***** Supplied data
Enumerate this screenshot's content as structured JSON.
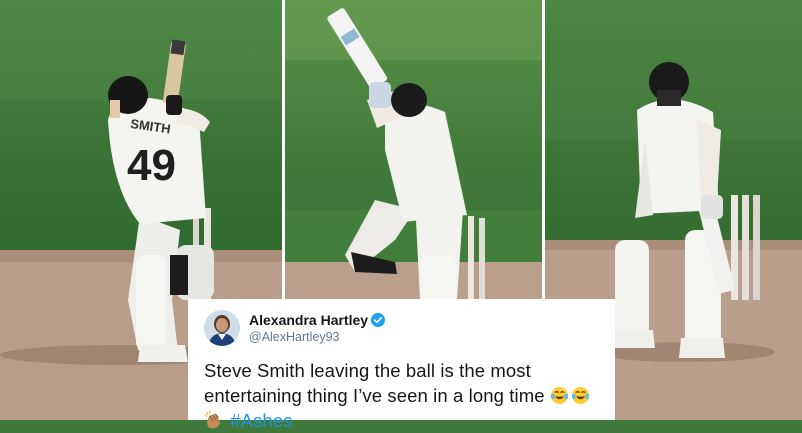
{
  "player_left": {
    "shirt_name": "SMITH",
    "shirt_number": "49"
  },
  "tweet": {
    "display_name": "Alexandra Hartley",
    "handle": "@AlexHartley93",
    "text": "Steve Smith leaving the ball is the most entertaining thing I’ve seen in a long time",
    "hashtag": "#Ashes",
    "emojis": [
      "tears-of-joy",
      "tears-of-joy",
      "clapping-hands"
    ]
  },
  "colors": {
    "grass": "#3f7a3a",
    "pitch": "#b79a88",
    "kit": "#f3f3f1",
    "hashtag": "#1b95e0",
    "verified": "#1da1f2"
  }
}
**********
• What you have to do: Go back to the records above and write them out exactly, without the pictures.

• Task answer:
Enumerate this screenshot's content as structured JSON.
{
  "player_left": {
    "shirt_name": "SMITH",
    "shirt_number": "49"
  },
  "tweet": {
    "display_name": "Alexandra Hartley",
    "handle": "@AlexHartley93",
    "text": "Steve Smith leaving the ball is the most entertaining thing I’ve seen in a long time",
    "hashtag": "#Ashes",
    "emojis": [
      "tears-of-joy",
      "tears-of-joy",
      "clapping-hands"
    ]
  },
  "colors": {
    "grass": "#3f7a3a",
    "pitch": "#b79a88",
    "kit": "#f3f3f1",
    "hashtag": "#1b95e0",
    "verified": "#1da1f2"
  }
}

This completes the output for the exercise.